▶ [Problem] Find every line in the records that holds the string "Setup". Copy each one.

──────── Extracted information

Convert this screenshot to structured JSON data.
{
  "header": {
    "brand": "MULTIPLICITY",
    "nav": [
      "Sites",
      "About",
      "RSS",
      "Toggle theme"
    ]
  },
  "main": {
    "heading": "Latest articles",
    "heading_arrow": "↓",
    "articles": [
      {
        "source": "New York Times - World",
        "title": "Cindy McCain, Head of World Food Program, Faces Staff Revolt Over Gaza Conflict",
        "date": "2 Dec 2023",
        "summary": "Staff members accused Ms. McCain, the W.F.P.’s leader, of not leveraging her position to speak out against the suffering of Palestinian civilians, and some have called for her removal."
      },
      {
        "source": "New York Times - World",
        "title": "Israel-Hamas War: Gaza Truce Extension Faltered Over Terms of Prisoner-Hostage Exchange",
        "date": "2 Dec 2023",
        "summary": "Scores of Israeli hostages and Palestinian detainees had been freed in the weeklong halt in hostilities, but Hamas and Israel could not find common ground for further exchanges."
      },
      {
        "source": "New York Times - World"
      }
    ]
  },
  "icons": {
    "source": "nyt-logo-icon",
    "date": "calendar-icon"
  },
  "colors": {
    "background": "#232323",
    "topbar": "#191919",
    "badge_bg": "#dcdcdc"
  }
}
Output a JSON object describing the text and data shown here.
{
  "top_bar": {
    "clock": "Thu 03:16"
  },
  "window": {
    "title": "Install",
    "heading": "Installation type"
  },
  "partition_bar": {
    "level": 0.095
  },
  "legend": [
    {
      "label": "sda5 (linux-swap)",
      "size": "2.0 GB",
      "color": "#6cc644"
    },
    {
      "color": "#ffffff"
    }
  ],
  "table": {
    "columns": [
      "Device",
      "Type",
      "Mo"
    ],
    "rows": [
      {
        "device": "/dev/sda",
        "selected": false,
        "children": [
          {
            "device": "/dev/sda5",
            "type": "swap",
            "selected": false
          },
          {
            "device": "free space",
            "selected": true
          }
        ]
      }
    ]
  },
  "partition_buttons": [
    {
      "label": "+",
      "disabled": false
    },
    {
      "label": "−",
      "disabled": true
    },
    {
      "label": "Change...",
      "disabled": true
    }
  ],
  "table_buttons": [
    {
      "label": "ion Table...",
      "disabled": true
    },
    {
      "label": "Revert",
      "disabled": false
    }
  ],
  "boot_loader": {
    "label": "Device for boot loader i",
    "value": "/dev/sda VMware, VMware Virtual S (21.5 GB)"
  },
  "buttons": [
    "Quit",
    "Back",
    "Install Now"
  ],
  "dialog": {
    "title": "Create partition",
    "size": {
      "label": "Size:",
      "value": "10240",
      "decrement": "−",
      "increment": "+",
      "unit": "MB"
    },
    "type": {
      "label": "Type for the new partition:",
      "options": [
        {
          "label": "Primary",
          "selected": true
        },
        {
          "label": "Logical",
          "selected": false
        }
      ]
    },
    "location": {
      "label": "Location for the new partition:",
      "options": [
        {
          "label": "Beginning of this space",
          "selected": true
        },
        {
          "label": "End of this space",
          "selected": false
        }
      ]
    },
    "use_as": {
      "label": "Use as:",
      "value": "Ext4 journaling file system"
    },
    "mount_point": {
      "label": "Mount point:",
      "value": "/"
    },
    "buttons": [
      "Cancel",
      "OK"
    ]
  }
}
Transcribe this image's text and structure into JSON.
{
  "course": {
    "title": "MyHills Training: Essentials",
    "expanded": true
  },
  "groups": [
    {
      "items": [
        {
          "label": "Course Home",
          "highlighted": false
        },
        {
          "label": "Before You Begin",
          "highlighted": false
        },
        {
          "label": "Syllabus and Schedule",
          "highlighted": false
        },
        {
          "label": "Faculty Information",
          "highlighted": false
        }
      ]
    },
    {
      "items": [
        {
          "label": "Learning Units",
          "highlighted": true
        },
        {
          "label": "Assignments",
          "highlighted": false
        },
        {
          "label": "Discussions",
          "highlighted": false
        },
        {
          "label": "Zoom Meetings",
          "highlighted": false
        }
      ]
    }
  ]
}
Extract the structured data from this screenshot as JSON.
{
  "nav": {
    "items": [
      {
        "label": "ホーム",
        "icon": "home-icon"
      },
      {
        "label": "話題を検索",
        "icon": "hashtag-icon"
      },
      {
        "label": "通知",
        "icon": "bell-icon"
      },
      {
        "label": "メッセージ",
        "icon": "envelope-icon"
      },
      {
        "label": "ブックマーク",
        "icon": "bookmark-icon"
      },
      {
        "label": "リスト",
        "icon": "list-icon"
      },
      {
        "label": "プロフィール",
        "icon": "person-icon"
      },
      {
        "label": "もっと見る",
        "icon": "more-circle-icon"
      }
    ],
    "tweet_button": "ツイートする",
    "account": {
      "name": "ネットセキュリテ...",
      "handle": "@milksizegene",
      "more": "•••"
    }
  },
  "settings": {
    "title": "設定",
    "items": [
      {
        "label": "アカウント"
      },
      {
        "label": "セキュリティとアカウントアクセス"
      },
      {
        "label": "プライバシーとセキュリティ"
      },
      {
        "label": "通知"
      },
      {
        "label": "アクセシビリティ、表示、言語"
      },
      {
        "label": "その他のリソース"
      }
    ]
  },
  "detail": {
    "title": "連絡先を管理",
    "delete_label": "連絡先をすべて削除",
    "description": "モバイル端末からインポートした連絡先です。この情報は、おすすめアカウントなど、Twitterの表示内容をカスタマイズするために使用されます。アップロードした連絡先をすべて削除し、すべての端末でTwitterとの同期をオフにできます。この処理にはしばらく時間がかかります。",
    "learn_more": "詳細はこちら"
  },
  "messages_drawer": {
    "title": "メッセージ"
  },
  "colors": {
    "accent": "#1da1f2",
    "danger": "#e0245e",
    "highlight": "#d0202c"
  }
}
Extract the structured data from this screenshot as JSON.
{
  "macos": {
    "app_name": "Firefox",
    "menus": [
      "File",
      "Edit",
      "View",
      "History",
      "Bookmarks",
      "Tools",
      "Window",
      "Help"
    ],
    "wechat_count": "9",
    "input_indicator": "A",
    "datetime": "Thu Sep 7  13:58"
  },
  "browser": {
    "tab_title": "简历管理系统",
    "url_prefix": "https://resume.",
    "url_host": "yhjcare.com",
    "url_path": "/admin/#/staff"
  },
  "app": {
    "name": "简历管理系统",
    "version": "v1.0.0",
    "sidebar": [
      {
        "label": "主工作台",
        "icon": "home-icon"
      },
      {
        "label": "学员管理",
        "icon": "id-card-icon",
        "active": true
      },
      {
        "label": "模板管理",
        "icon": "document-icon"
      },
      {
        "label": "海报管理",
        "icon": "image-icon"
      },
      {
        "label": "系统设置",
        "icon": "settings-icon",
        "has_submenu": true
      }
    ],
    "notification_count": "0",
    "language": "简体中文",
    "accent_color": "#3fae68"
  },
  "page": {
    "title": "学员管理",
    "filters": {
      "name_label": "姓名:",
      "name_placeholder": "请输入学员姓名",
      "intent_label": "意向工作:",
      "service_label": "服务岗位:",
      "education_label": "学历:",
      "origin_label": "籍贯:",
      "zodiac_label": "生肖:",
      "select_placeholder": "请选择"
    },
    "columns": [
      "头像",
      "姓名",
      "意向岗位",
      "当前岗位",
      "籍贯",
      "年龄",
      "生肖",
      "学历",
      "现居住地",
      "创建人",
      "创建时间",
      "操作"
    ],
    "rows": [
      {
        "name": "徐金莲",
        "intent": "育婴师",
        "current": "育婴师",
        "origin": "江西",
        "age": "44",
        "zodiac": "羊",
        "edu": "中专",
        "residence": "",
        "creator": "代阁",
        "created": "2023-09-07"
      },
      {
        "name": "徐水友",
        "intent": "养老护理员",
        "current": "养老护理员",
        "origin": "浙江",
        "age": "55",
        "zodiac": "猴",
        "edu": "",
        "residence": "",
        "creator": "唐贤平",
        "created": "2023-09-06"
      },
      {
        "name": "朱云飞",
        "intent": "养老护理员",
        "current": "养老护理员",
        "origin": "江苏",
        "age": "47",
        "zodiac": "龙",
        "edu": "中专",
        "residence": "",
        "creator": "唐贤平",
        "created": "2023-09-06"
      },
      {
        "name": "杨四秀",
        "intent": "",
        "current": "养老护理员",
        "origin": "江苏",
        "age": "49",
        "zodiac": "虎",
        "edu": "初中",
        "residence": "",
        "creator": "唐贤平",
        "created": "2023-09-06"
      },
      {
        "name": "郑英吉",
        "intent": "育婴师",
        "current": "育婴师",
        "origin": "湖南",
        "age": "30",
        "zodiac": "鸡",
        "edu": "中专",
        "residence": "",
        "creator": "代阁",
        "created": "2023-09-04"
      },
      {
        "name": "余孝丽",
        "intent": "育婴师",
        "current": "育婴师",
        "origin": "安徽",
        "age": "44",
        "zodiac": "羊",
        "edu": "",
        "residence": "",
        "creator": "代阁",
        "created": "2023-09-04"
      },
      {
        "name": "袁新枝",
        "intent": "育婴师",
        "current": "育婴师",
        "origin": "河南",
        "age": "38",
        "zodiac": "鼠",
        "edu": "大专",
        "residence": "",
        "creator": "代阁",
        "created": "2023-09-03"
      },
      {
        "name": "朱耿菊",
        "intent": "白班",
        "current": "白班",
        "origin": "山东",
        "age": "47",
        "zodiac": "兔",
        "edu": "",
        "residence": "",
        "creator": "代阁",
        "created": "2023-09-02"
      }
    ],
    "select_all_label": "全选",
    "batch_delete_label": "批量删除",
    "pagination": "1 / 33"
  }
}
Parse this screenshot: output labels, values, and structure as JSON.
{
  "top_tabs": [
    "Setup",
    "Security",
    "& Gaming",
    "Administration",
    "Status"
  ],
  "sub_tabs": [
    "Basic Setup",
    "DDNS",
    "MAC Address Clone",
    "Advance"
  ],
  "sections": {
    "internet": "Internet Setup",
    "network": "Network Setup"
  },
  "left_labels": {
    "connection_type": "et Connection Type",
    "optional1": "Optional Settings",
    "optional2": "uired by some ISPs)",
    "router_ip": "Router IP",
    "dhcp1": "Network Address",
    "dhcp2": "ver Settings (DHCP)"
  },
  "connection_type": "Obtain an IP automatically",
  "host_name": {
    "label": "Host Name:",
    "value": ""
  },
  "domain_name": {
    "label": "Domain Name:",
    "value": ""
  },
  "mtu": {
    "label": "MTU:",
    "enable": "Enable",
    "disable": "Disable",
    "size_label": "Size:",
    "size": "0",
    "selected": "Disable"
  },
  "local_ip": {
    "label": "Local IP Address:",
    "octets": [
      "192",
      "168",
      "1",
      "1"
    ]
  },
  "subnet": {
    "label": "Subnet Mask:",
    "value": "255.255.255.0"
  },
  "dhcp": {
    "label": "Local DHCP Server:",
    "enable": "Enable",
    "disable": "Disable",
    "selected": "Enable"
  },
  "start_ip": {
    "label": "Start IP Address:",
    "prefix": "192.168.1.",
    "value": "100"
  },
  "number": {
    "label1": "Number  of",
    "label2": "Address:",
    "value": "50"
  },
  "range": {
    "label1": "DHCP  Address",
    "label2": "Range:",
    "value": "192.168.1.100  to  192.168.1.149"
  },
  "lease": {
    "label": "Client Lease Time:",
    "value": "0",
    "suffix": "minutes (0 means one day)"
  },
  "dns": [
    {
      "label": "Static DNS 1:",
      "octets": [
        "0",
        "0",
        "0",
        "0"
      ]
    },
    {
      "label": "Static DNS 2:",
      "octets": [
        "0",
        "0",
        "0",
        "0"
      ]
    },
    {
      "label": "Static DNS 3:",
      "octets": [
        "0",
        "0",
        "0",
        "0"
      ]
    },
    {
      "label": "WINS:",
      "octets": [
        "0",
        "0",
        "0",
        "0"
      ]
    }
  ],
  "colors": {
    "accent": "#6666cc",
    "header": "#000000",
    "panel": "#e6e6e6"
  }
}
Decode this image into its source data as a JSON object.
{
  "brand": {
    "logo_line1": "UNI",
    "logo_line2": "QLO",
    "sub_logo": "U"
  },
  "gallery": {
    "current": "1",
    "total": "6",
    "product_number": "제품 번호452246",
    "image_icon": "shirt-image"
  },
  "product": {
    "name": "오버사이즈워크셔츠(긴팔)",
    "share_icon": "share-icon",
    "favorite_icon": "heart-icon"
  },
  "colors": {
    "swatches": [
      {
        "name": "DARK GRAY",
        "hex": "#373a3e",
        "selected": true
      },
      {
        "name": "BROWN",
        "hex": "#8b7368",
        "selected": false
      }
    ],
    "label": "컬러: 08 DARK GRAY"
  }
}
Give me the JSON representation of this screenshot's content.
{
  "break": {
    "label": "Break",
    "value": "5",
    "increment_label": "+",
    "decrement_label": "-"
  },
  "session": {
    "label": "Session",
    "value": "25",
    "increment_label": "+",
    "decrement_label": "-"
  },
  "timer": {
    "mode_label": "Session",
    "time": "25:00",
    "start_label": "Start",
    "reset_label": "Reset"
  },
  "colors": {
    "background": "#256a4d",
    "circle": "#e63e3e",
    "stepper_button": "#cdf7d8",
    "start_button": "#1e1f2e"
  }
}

────────────────

▶ [Exercise answer]
    "Setup",
    "Basic Setup",
    "internet": "Internet Setup",
    "network": "Network Setup"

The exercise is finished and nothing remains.